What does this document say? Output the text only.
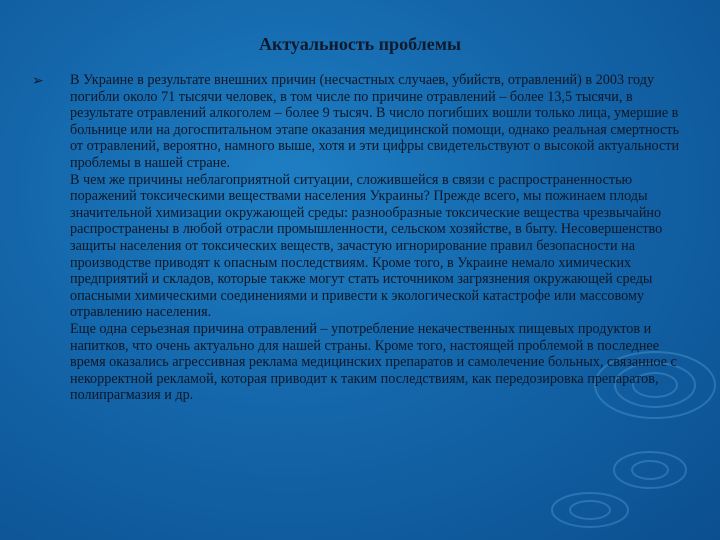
Актуальность проблемы
➢ В Украине в результате внешних причин (несчастных случаев, убийств, отравлений) в 2003 году погибли около 71 тысячи человек, в том числе по причине отравлений – более 13,5 тысячи, в результате отравлений алкоголем – более 9 тысяч. В число погибших вошли только лица, умершие в больнице или на догоспитальном этапе оказания медицинской помощи, однако реальная смертность от отравлений, вероятно, намного выше, хотя и эти цифры свидетельствуют о высокой актуальности проблемы в нашей стране.

В чем же причины неблагоприятной ситуации, сложившейся в связи с распространенностью поражений токсическими веществами населения Украины? Прежде всего, мы пожинаем плоды значительной химизации окружающей среды: разнообразные токсические вещества чрезвычайно распространены в любой отрасли промышленности, сельском хозяйстве, в быту. Несовершенство защиты населения от токсических веществ, зачастую игнорирование правил безопасности на производстве приводят к опасным последствиям. Кроме того, в Украине немало химических предприятий и складов, которые также могут стать источником загрязнения окружающей среды опасными химическими соединениями и привести к экологической катастрофе или массовому отравлению населения.

Еще одна серьезная причина отравлений – употребление некачественных пищевых продуктов и напитков, что очень актуально для нашей страны. Кроме того, настоящей проблемой в последнее время оказались агрессивная реклама медицинских препаратов и самолечение больных, связанное с некорректной рекламой, которая приводит к таким последствиям, как передозировка препаратов, полипрагмазия и др.
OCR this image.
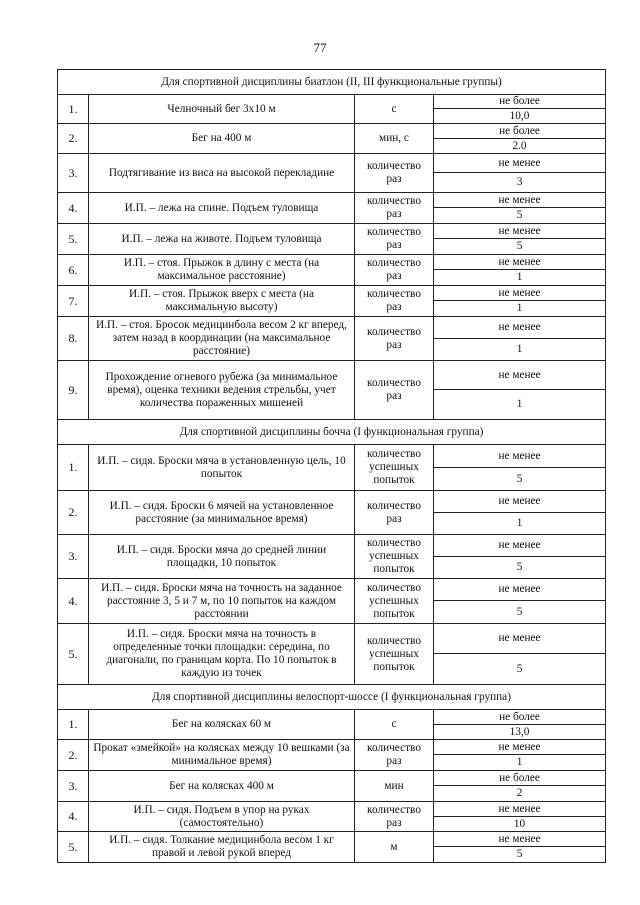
77
Для спортивной дисциплины биатлон (II, III функциональные группы)			
1.	Челночный бег 3х10 м	с	не более
			10,0
2.	Бег на 400 м	мин, с	не более
			2.0
3.	Подтягивание из виса на высокой перекладине	количество раз	не менее
			3
4.	И.П. – лежа на спине. Подъем туловища	количество раз	не менее
			5
5.	И.П. – лежа на животе. Подъем туловища	количество раз	не менее
			5
6.	И.П. – стоя. Прыжок в длину с места (на максимальное расстояние)	количество раз	не менее
			1
7.	И.П. – стоя. Прыжок вверх с места (на максимальную высоту)	количество раз	не менее
			1
8.	И.П. – стоя. Бросок медицинбола весом 2 кг вперед, затем назад в координации (на максимальное расстояние)	количество раз	не менее
			1
9.	Прохождение огневого рубежа (за минимальное время), оценка техники ведения стрельбы, учет количества пораженных мишеней	количество раз	не менее
			1
Для спортивной дисциплины бочча (I функциональная группа)			
1.	И.П. – сидя. Броски мяча в установленную цель, 10 попыток	количество успешных попыток	не менее
			5
2.	И.П. – сидя. Броски 6 мячей на установленное расстояние (за минимальное время)	количество раз	не менее
			1
3.	И.П. – сидя. Броски мяча до средней линии площадки, 10 попыток	количество успешных попыток	не менее
			5
4.	И.П. – сидя. Броски мяча на точность на заданное расстояние 3, 5 и 7 м, по 10 попыток на каждом расстоянии	количество успешных попыток	не менее
			5
5.	И.П. – сидя. Броски мяча на точность в определенные точки площадки: середина, по диагонали, по границам корта. По 10 попыток в каждую из точек	количество успешных попыток	не менее
			5
Для спортивной дисциплины велоспорт-шоссе (I функциональная группа)			
1.	Бег на колясках 60 м	с	не более
			13,0
2.	Прокат «змейкой» на колясках между 10 вешками (за минимальное время)	количество раз	не менее
			1
3.	Бег на колясках 400 м	мин	не более
			2
4.	И.П. – сидя. Подъем в упор на руках (самостоятельно)	количество раз	не менее
			10
5.	И.П. – сидя. Толкание медицинбола весом 1 кг правой и левой рукой вперед	м	не менее
			5
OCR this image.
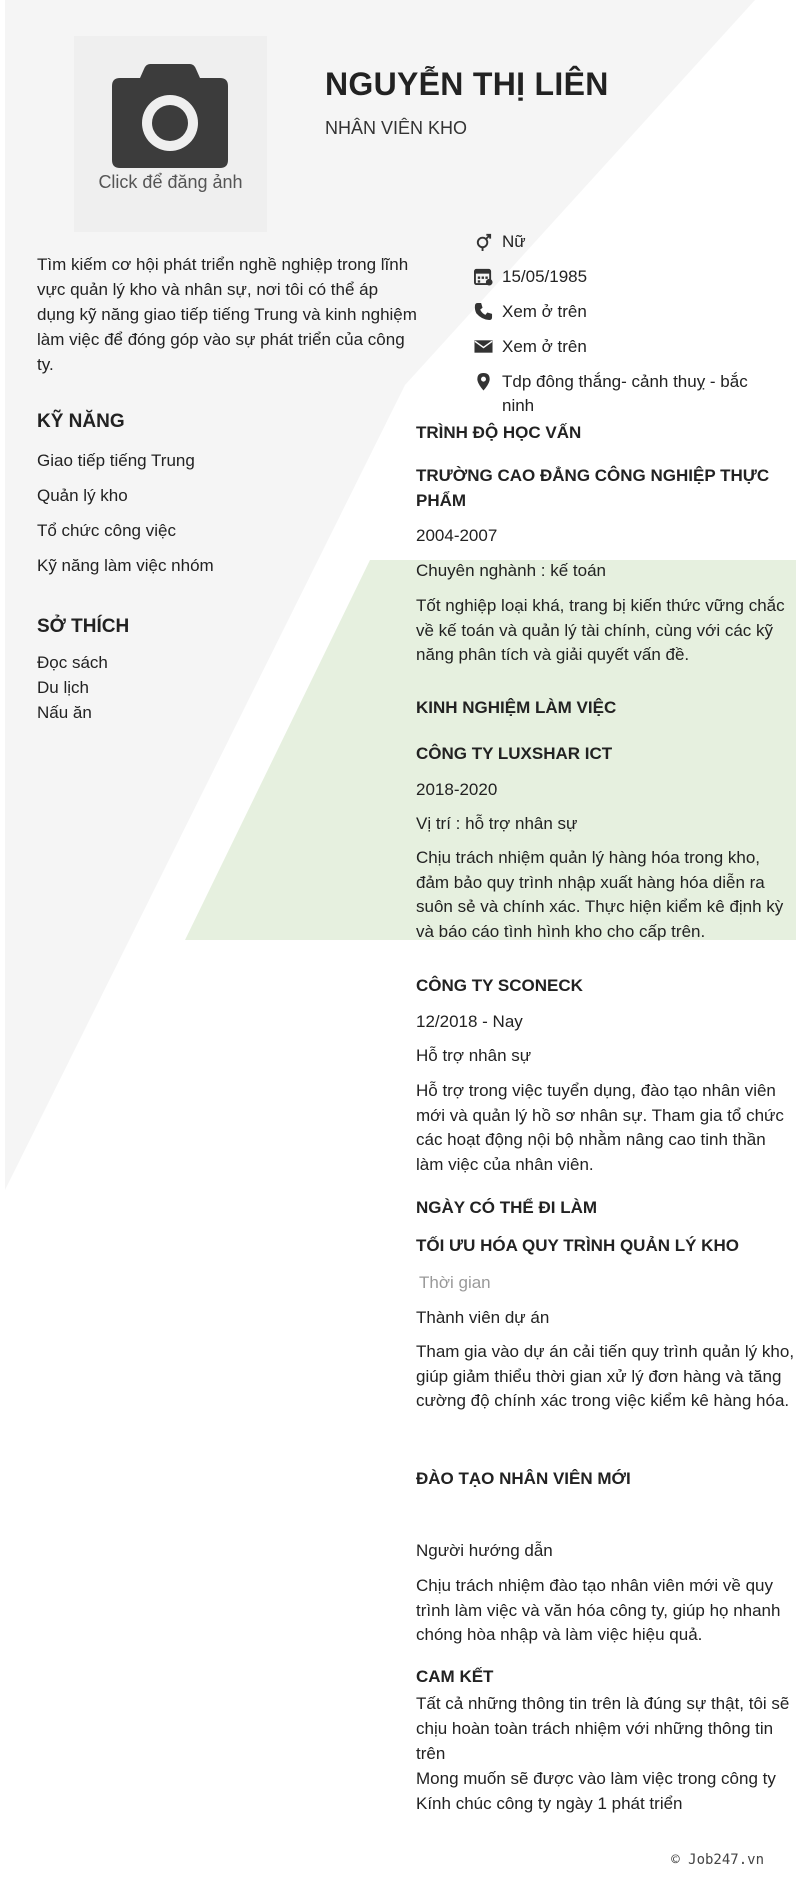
Click để đăng ảnh
NGUYỄN THỊ LIÊN
NHÂN VIÊN KHO
Tìm kiếm cơ hội phát triển nghề nghiệp trong lĩnh vực quản lý kho và nhân sự, nơi tôi có thể áp dụng kỹ năng giao tiếp tiếng Trung và kinh nghiệm làm việc để đóng góp vào sự phát triển của công ty.
Nữ
15/05/1985
Xem ở trên
Xem ở trên
Tdp đông thắng- cảnh thuỵ - bắc ninh
KỸ NĂNG
Giao tiếp tiếng Trung
Quản lý kho
Tổ chức công việc
Kỹ năng làm việc nhóm
SỞ THÍCH
Đọc sách
Du lịch
Nấu ăn
TRÌNH ĐỘ HỌC VẤN
TRƯỜNG CAO ĐẲNG CÔNG NGHIỆP THỰC PHẨM
2004-2007
Chuyên nghành : kế toán
Tốt nghiệp loại khá, trang bị kiến thức vững chắc về kế toán và quản lý tài chính, cùng với các kỹ năng phân tích và giải quyết vấn đề.
KINH NGHIỆM LÀM VIỆC
CÔNG TY LUXSHAR ICT
2018-2020
Vị trí : hỗ trợ nhân sự
Chịu trách nhiệm quản lý hàng hóa trong kho, đảm bảo quy trình nhập xuất hàng hóa diễn ra suôn sẻ và chính xác. Thực hiện kiểm kê định kỳ và báo cáo tình hình kho cho cấp trên.
CÔNG TY SCONECK
12/2018 - Nay
Hỗ trợ nhân sự
Hỗ trợ trong việc tuyển dụng, đào tạo nhân viên mới và quản lý hồ sơ nhân sự. Tham gia tổ chức các hoạt động nội bộ nhằm nâng cao tinh thần làm việc của nhân viên.
NGÀY CÓ THỂ ĐI LÀM
TỐI ƯU HÓA QUY TRÌNH QUẢN LÝ KHO
Thời gian
Thành viên dự án
Tham gia vào dự án cải tiến quy trình quản lý kho, giúp giảm thiểu thời gian xử lý đơn hàng và tăng cường độ chính xác trong việc kiểm kê hàng hóa.
ĐÀO TẠO NHÂN VIÊN MỚI
Người hướng dẫn
Chịu trách nhiệm đào tạo nhân viên mới về quy trình làm việc và văn hóa công ty, giúp họ nhanh chóng hòa nhập và làm việc hiệu quả.
CAM KẾT
Tất cả những thông tin trên là đúng sự thật, tôi sẽ chịu hoàn toàn trách nhiệm với những thông tin trên
Mong muốn sẽ được vào làm việc trong công ty
Kính chúc công ty ngày 1 phát triển
© Job247.vn
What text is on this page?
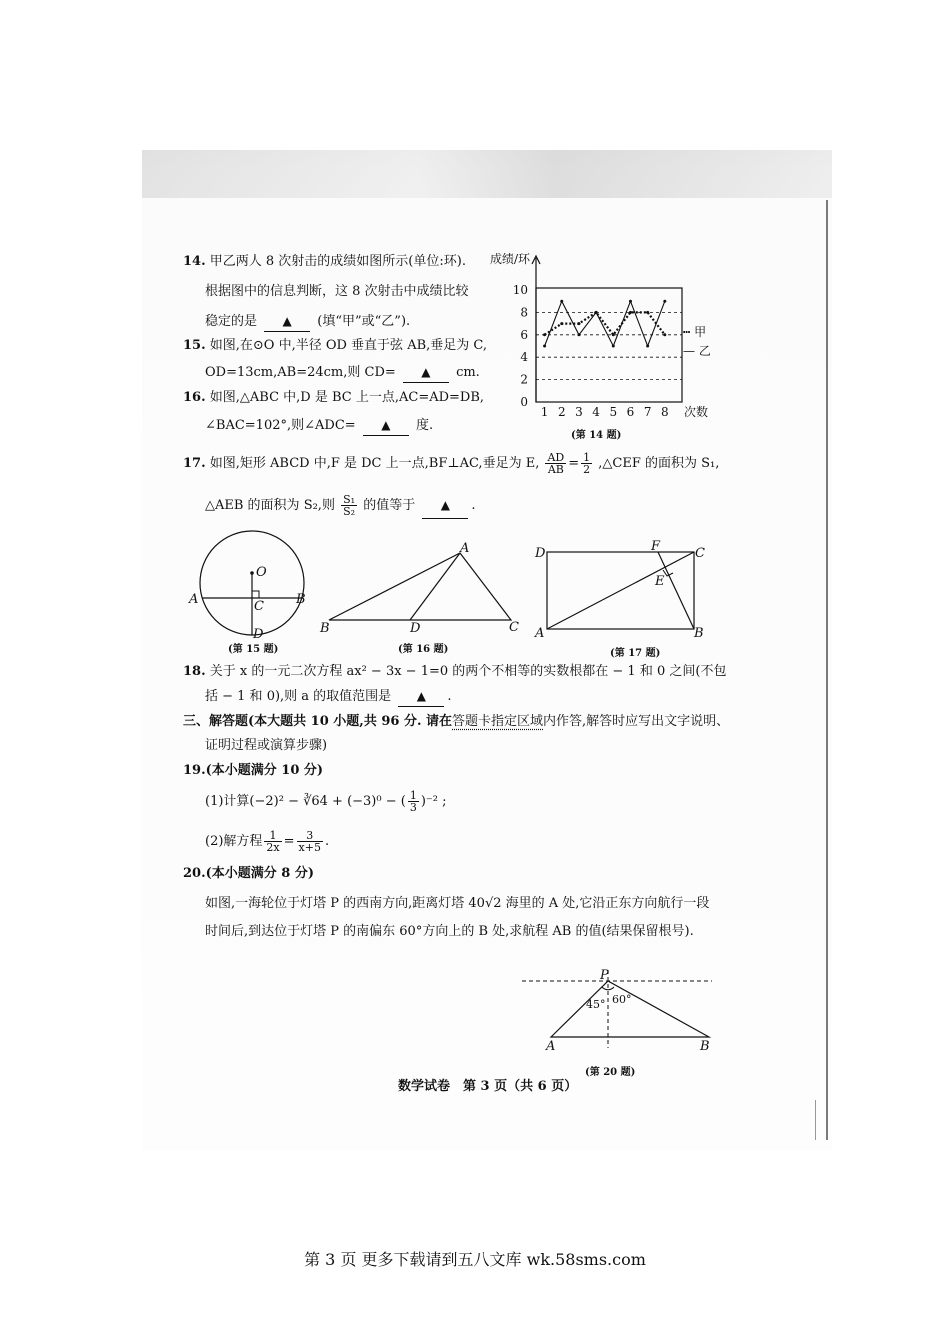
14. 甲乙两人 8 次射击的成绩如图所示(单位:环).
根据图中的信息判断，这 8 次射击中成绩比较
稳定的是 ▲ (填“甲”或“乙”).
15. 如图,在⊙O 中,半径 OD 垂直于弦 AB,垂足为 C,
OD=13cm,AB=24cm,则 CD= ▲ cm.
16. 如图,△ABC 中,D 是 BC 上一点,AC=AD=DB,
∠BAC=102°,则∠ADC= ▲ 度.
0
2
4
6
8
10
1 2 3 4 5 6 7 8
成绩/环
次数
(第 14 题)
┅ 甲
— 乙
17. 如图,矩形 ABCD 中,F 是 DC 上一点,BF⊥AC,垂足为 E, $\frac{AD}{AB} = \frac{1}{2}$ ,△CEF 的面积为 S₁,
△AEB 的面积为 S₂,则 $\frac{\text{S₁}}{\text{S₂}}$ 的值等于 ▲ .
O
A	B
C
D
(第 15 题)
A
B	D	C
(第 16 题)
D	F	C
E
A	B
(第 17 题)
18. 关于 x 的一元二次方程 ax² − 3x − 1=0 的两个不相等的实数根都在 − 1 和 0 之间(不包
括 − 1 和 0),则 a 的取值范围是 ▲ .
三、解答题(本大题共 10 小题,共 96 分. 请在答题卡指定区域内作答,解答时应写出文字说明、
证明过程或演算步骤)
19.(本小题满分 10 分)
(1)计算(−2)² − ∛64 + (−3)⁰ − ( $\frac{1}{3} )^{-2}$ ;
(2)解方程 $\frac{1}{2x} = \frac{3}{x+5}$ .
20.(本小题满分 8 分)
如图,一海轮位于灯塔 P 的西南方向,距离灯塔 40√2 海里的 A 处,它沿正东方向航行一段
时间后,到达位于灯塔 P 的南偏东 60°方向上的 B 处,求航程 AB 的值(结果保留根号).
P
A	B
45° 60°
(第 20 题)
数学试卷　第 3 页（共 6 页）
第 3 页 更多下载请到五八文库 wk.58sms.com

★ ★ ★

Task description. Go through the entries and return each line where the word "функциональная" appears.

The output.
Для спортивной дисциплины бочча (I функциональная группа)			
Для спортивной дисциплины велоспорт-шоссе (I функциональная группа)			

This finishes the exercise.